Your task
Quote the records below in full, exactly as given, with the images taken out.
### Task input ###
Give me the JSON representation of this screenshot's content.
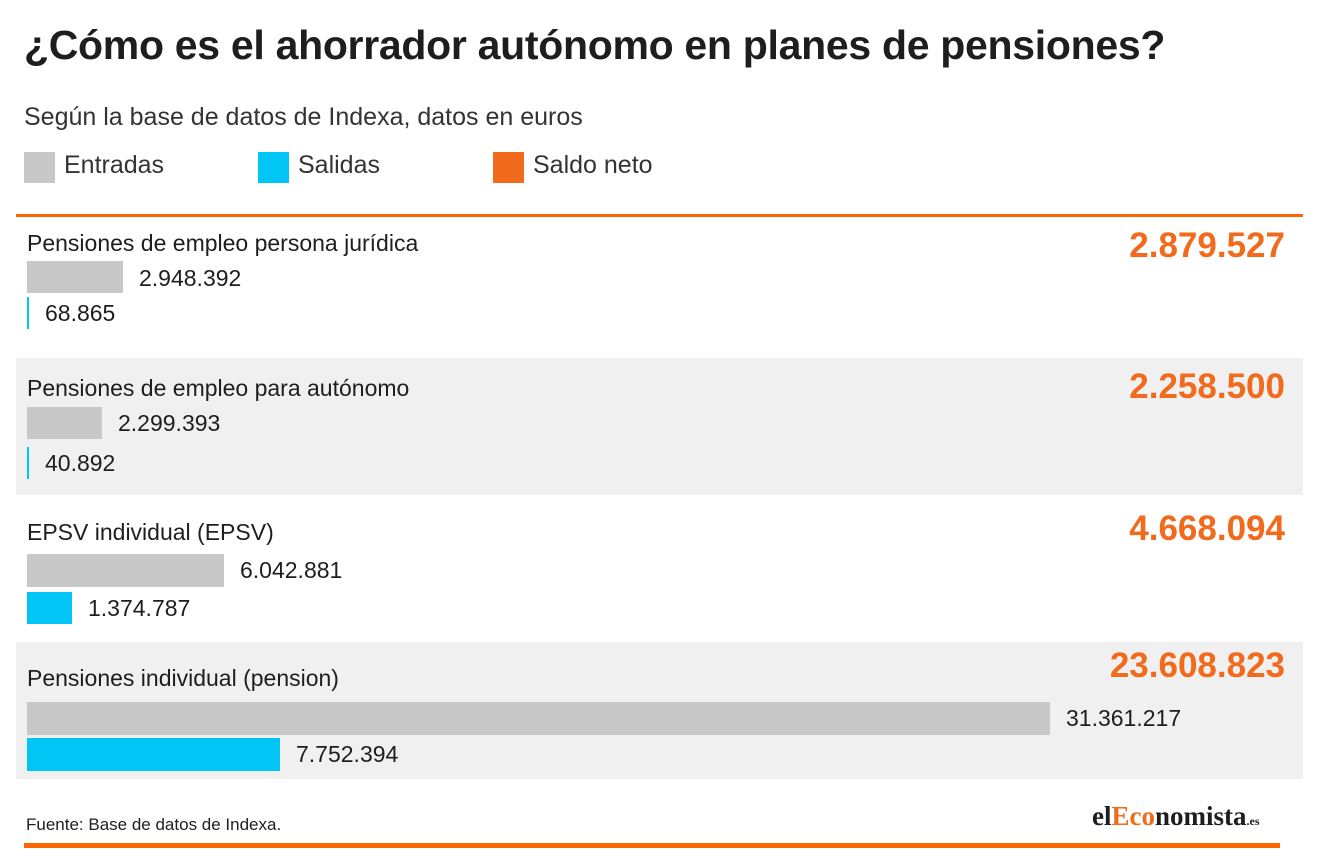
{
  "header": {
    "title": "¿Cómo es el ahorrador autónomo en planes de pensiones?",
    "subtitle": "Según la base de datos de Indexa, datos en euros"
  },
  "colors": {
    "entradas": "#c8c8c8",
    "salidas": "#00c5f5",
    "saldo_neto": "#f26a1b",
    "rule": "#ff6600",
    "band": "#f0f0f0"
  },
  "chart_data": {
    "type": "bar",
    "orientation": "horizontal",
    "title": "¿Cómo es el ahorrador autónomo en planes de pensiones?",
    "subtitle": "Según la base de datos de Indexa, datos en euros",
    "legend": [
      "Entradas",
      "Salidas",
      "Saldo neto"
    ],
    "legend_placement": "top-left",
    "grid": false,
    "xlim": [
      0,
      31361217
    ],
    "categories": [
      "Pensiones de empleo persona jurídica",
      "Pensiones de empleo para autónomo",
      "EPSV individual (EPSV)",
      "Pensiones individual (pension)"
    ],
    "series": [
      {
        "name": "Entradas",
        "values": [
          2948392,
          2299393,
          6042881,
          31361217
        ],
        "labels": [
          "2.948.392",
          "2.299.393",
          "6.042.881",
          "31.361.217"
        ]
      },
      {
        "name": "Salidas",
        "values": [
          68865,
          40892,
          1374787,
          7752394
        ],
        "labels": [
          "68.865",
          "40.892",
          "1.374.787",
          "7.752.394"
        ]
      },
      {
        "name": "Saldo neto",
        "values": [
          2879527,
          2258500,
          4668094,
          23608823
        ],
        "labels": [
          "2.879.527",
          "2.258.500",
          "4.668.094",
          "23.608.823"
        ]
      }
    ]
  },
  "footer": {
    "source": "Fuente: Base de datos de Indexa.",
    "logo": {
      "part1": "el",
      "part2": "Eco",
      "part3": "nomista",
      "part4": ".es"
    }
  }
}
###
Correct answer
Give me the JSON representation of this screenshot's content.
{
  "header": {
    "title": "¿Cómo es el ahorrador autónomo en planes de pensiones?",
    "subtitle": "Según la base de datos de Indexa, datos en euros"
  },
  "colors": {
    "entradas": "#c8c8c8",
    "salidas": "#00c5f5",
    "saldo_neto": "#f26a1b",
    "rule": "#ff6600",
    "band": "#f0f0f0"
  },
  "chart_data": {
    "type": "bar",
    "orientation": "horizontal",
    "title": "¿Cómo es el ahorrador autónomo en planes de pensiones?",
    "subtitle": "Según la base de datos de Indexa, datos en euros",
    "legend": [
      "Entradas",
      "Salidas",
      "Saldo neto"
    ],
    "legend_placement": "top-left",
    "grid": false,
    "xlim": [
      0,
      31361217
    ],
    "categories": [
      "Pensiones de empleo persona jurídica",
      "Pensiones de empleo para autónomo",
      "EPSV individual (EPSV)",
      "Pensiones individual (pension)"
    ],
    "series": [
      {
        "name": "Entradas",
        "values": [
          2948392,
          2299393,
          6042881,
          31361217
        ],
        "labels": [
          "2.948.392",
          "2.299.393",
          "6.042.881",
          "31.361.217"
        ]
      },
      {
        "name": "Salidas",
        "values": [
          68865,
          40892,
          1374787,
          7752394
        ],
        "labels": [
          "68.865",
          "40.892",
          "1.374.787",
          "7.752.394"
        ]
      },
      {
        "name": "Saldo neto",
        "values": [
          2879527,
          2258500,
          4668094,
          23608823
        ],
        "labels": [
          "2.879.527",
          "2.258.500",
          "4.668.094",
          "23.608.823"
        ]
      }
    ]
  },
  "footer": {
    "source": "Fuente: Base de datos de Indexa.",
    "logo": {
      "part1": "el",
      "part2": "Eco",
      "part3": "nomista",
      "part4": ".es"
    }
  }
}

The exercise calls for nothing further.